Data section ▸
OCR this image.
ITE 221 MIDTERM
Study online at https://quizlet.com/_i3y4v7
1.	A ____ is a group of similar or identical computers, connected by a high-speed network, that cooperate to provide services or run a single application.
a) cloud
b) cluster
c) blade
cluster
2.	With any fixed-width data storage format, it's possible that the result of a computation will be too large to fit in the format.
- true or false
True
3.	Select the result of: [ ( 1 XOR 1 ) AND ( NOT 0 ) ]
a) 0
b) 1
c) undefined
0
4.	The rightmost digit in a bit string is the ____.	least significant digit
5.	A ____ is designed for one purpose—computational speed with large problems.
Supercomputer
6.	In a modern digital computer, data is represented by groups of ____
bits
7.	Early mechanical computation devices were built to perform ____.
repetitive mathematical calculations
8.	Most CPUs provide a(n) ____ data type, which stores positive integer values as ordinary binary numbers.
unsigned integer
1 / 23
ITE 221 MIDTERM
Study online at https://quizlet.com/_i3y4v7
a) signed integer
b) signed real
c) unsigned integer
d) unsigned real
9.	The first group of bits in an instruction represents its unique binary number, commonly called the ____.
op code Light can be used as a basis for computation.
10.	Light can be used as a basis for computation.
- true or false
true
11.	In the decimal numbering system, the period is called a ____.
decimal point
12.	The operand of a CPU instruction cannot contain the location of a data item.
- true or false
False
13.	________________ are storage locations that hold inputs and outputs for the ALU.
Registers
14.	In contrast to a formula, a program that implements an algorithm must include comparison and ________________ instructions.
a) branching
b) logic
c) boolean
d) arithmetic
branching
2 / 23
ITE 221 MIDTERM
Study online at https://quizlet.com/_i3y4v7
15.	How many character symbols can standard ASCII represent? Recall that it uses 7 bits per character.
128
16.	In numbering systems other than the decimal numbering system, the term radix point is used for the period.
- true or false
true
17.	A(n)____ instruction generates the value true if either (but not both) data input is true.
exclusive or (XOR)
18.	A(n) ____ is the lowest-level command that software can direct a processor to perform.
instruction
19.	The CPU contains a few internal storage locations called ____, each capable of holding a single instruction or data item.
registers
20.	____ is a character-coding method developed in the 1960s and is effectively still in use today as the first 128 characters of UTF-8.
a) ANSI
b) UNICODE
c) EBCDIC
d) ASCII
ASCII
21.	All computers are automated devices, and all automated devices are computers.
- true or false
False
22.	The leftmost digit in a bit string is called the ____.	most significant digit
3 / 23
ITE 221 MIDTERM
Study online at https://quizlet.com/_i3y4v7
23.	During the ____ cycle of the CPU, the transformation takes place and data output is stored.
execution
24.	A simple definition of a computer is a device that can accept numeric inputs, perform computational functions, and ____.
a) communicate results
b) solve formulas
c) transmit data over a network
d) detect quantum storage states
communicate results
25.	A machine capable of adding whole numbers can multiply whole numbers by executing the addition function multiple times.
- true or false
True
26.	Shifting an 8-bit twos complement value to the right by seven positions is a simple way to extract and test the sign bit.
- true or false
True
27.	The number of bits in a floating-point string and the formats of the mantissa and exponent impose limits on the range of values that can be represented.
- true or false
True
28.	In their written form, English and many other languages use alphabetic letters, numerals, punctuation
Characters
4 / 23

Task instructions ▸
Working from the material above, state how many lines contain "ASCII"; give only the number.

Solution to the problem ▸
3